Supplied material start

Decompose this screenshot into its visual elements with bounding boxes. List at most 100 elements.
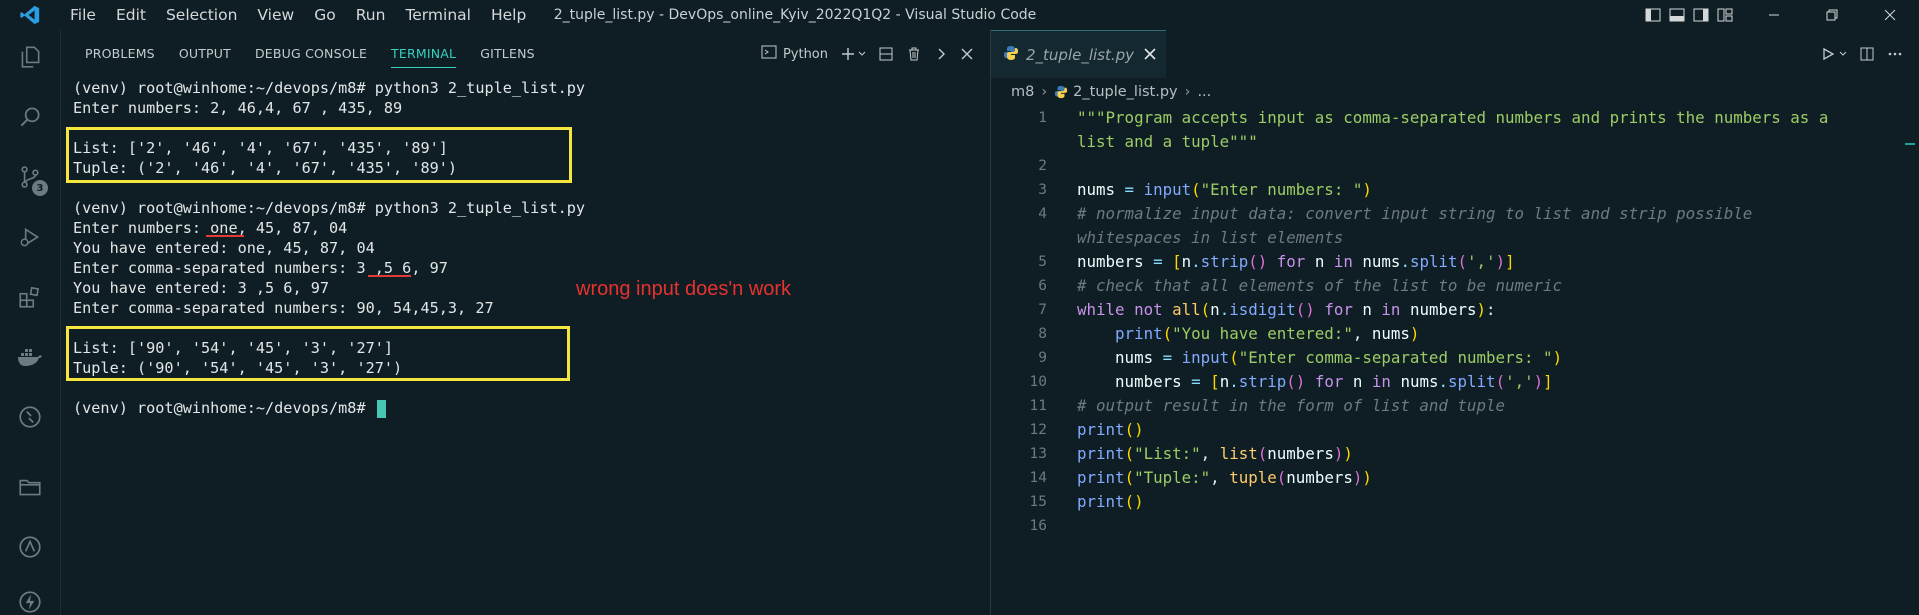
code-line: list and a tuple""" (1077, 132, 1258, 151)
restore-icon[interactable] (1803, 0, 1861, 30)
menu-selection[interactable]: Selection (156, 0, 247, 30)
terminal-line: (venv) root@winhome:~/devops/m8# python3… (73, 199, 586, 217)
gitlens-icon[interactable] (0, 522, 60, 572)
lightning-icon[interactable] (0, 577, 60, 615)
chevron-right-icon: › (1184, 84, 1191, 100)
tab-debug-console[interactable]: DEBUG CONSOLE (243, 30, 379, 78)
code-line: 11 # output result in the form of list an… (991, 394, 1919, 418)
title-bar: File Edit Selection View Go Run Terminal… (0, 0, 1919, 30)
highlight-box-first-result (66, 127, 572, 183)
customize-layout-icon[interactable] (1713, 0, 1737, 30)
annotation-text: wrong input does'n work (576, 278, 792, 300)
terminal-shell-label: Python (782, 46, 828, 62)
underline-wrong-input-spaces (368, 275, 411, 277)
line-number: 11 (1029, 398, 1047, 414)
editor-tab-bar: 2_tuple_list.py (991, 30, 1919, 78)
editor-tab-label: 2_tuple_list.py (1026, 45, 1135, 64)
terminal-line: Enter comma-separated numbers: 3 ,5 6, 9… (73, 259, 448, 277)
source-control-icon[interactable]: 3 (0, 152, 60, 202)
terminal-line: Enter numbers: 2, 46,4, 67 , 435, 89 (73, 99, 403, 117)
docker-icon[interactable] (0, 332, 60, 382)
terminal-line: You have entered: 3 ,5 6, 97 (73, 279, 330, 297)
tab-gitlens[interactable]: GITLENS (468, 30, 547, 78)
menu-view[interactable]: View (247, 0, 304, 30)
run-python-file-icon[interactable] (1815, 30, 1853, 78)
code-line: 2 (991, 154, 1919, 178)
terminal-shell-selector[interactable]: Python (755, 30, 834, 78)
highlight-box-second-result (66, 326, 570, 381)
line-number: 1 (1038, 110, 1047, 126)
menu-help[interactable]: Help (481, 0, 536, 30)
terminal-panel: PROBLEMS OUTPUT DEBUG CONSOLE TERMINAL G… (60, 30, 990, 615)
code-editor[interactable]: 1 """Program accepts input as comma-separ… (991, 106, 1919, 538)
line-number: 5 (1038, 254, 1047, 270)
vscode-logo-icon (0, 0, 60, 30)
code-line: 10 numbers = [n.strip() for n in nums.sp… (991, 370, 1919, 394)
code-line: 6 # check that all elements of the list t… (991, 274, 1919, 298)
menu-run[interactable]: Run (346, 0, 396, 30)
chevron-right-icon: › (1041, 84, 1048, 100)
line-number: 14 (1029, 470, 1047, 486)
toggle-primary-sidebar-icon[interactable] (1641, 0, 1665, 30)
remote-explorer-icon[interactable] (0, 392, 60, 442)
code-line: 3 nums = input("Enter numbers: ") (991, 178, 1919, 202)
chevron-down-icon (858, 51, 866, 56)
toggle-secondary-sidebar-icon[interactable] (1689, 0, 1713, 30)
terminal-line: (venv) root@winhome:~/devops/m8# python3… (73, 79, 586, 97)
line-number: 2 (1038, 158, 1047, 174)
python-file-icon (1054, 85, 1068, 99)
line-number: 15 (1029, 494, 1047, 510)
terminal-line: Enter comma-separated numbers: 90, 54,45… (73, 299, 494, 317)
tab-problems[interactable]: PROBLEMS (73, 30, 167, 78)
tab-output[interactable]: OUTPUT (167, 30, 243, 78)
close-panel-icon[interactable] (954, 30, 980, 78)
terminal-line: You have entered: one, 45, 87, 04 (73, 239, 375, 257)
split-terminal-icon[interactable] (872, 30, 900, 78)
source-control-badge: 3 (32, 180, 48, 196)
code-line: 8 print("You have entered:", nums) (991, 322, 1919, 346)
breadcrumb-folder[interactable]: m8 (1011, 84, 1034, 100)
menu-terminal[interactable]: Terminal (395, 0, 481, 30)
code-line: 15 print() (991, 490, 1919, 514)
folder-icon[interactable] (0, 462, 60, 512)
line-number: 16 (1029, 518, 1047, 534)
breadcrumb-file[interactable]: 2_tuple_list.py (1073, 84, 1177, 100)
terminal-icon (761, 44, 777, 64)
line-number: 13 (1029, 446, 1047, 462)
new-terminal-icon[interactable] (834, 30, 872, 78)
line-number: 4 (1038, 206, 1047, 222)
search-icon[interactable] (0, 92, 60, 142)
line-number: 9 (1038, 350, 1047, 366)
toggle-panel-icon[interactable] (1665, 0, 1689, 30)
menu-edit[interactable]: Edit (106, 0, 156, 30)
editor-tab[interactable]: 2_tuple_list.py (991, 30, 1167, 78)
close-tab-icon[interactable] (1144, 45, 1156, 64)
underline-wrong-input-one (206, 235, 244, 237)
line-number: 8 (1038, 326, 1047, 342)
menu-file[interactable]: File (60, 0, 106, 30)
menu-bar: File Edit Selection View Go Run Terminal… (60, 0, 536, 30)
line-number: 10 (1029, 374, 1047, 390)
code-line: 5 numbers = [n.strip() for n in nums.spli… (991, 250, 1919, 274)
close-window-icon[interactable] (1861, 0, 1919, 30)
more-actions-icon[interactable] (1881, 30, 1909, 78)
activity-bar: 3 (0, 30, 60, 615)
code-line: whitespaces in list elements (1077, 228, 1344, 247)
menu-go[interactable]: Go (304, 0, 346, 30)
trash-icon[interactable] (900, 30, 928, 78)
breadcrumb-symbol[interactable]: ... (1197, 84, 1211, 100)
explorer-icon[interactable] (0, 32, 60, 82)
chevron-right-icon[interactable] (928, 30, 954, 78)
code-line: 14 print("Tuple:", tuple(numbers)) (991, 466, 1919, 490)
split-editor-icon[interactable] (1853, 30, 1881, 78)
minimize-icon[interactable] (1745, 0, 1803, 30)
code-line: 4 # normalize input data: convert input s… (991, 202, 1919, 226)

Supplied material end

__Exercise instructions__. Revise all of the items above by replacing every occurrence of "terminal-line" with "console-line" and leaving everything else unchanged. Omit the pictures from the answer.

__Exercise result__.
Decompose this screenshot into its visual elements with bounding boxes. List at most 100 elements.
code-line: list and a tuple""" (1077, 132, 1258, 151)
restore-icon[interactable] (1803, 0, 1861, 30)
menu-selection[interactable]: Selection (156, 0, 247, 30)
console-line: (venv) root@winhome:~/devops/m8# python3… (73, 199, 586, 217)
gitlens-icon[interactable] (0, 522, 60, 572)
lightning-icon[interactable] (0, 577, 60, 615)
chevron-right-icon: › (1184, 84, 1191, 100)
tab-debug-console[interactable]: DEBUG CONSOLE (243, 30, 379, 78)
code-line: 11 # output result in the form of list an… (991, 394, 1919, 418)
title-bar: File Edit Selection View Go Run Terminal… (0, 0, 1919, 30)
highlight-box-first-result (66, 127, 572, 183)
customize-layout-icon[interactable] (1713, 0, 1737, 30)
annotation-text: wrong input does'n work (576, 278, 792, 300)
terminal-shell-label: Python (782, 46, 828, 62)
underline-wrong-input-spaces (368, 275, 411, 277)
line-number: 11 (1029, 398, 1047, 414)
editor-tab-bar: 2_tuple_list.py (991, 30, 1919, 78)
editor-tab-label: 2_tuple_list.py (1026, 45, 1135, 64)
console-line: Enter comma-separated numbers: 3 ,5 6, 9… (73, 259, 448, 277)
source-control-icon[interactable]: 3 (0, 152, 60, 202)
console-line: Enter numbers: 2, 46,4, 67 , 435, 89 (73, 99, 403, 117)
docker-icon[interactable] (0, 332, 60, 382)
console-line: You have entered: 3 ,5 6, 97 (73, 279, 330, 297)
tab-gitlens[interactable]: GITLENS (468, 30, 547, 78)
menu-view[interactable]: View (247, 0, 304, 30)
run-python-file-icon[interactable] (1815, 30, 1853, 78)
code-line: 2 (991, 154, 1919, 178)
terminal-shell-selector[interactable]: Python (755, 30, 834, 78)
highlight-box-second-result (66, 326, 570, 381)
line-number: 1 (1038, 110, 1047, 126)
menu-help[interactable]: Help (481, 0, 536, 30)
terminal-panel: PROBLEMS OUTPUT DEBUG CONSOLE TERMINAL G… (60, 30, 990, 615)
code-editor[interactable]: 1 """Program accepts input as comma-separ… (991, 106, 1919, 538)
line-number: 5 (1038, 254, 1047, 270)
vscode-logo-icon (0, 0, 60, 30)
code-line: 10 numbers = [n.strip() for n in nums.sp… (991, 370, 1919, 394)
code-line: 6 # check that all elements of the list t… (991, 274, 1919, 298)
menu-run[interactable]: Run (346, 0, 396, 30)
chevron-right-icon: › (1041, 84, 1048, 100)
line-number: 14 (1029, 470, 1047, 486)
toggle-primary-sidebar-icon[interactable] (1641, 0, 1665, 30)
remote-explorer-icon[interactable] (0, 392, 60, 442)
code-line: 3 nums = input("Enter numbers: ") (991, 178, 1919, 202)
chevron-down-icon (858, 51, 866, 56)
toggle-secondary-sidebar-icon[interactable] (1689, 0, 1713, 30)
console-line: (venv) root@winhome:~/devops/m8# python3… (73, 79, 586, 97)
line-number: 2 (1038, 158, 1047, 174)
python-file-icon (1054, 85, 1068, 99)
line-number: 15 (1029, 494, 1047, 510)
console-line: Enter comma-separated numbers: 90, 54,45… (73, 299, 494, 317)
tab-problems[interactable]: PROBLEMS (73, 30, 167, 78)
tab-output[interactable]: OUTPUT (167, 30, 243, 78)
close-panel-icon[interactable] (954, 30, 980, 78)
console-line: You have entered: one, 45, 87, 04 (73, 239, 375, 257)
split-terminal-icon[interactable] (872, 30, 900, 78)
source-control-badge: 3 (32, 180, 48, 196)
code-line: 8 print("You have entered:", nums) (991, 322, 1919, 346)
breadcrumb-folder[interactable]: m8 (1011, 84, 1034, 100)
menu-terminal[interactable]: Terminal (395, 0, 481, 30)
code-line: 15 print() (991, 490, 1919, 514)
folder-icon[interactable] (0, 462, 60, 512)
line-number: 16 (1029, 518, 1047, 534)
breadcrumb-file[interactable]: 2_tuple_list.py (1073, 84, 1177, 100)
terminal-icon (761, 44, 777, 64)
line-number: 13 (1029, 446, 1047, 462)
new-terminal-icon[interactable] (834, 30, 872, 78)
line-number: 4 (1038, 206, 1047, 222)
search-icon[interactable] (0, 92, 60, 142)
line-number: 9 (1038, 350, 1047, 366)
toggle-panel-icon[interactable] (1665, 0, 1689, 30)
menu-edit[interactable]: Edit (106, 0, 156, 30)
editor-tab[interactable]: 2_tuple_list.py (991, 30, 1167, 78)
close-tab-icon[interactable] (1144, 45, 1156, 64)
underline-wrong-input-one (206, 235, 244, 237)
line-number: 8 (1038, 326, 1047, 342)
menu-file[interactable]: File (60, 0, 106, 30)
menu-bar: File Edit Selection View Go Run Terminal… (60, 0, 536, 30)
line-number: 10 (1029, 374, 1047, 390)
code-line: 5 numbers = [n.strip() for n in nums.spli… (991, 250, 1919, 274)
close-window-icon[interactable] (1861, 0, 1919, 30)
more-actions-icon[interactable] (1881, 30, 1909, 78)
activity-bar: 3 (0, 30, 60, 615)
code-line: whitespaces in list elements (1077, 228, 1344, 247)
menu-go[interactable]: Go (304, 0, 346, 30)
trash-icon[interactable] (900, 30, 928, 78)
breadcrumb-symbol[interactable]: ... (1197, 84, 1211, 100)
explorer-icon[interactable] (0, 32, 60, 82)
chevron-right-icon[interactable] (928, 30, 954, 78)
code-line: 14 print("Tuple:", tuple(numbers)) (991, 466, 1919, 490)
split-editor-icon[interactable] (1853, 30, 1881, 78)
minimize-icon[interactable] (1745, 0, 1803, 30)
code-line: 4 # normalize input data: convert input s… (991, 202, 1919, 226)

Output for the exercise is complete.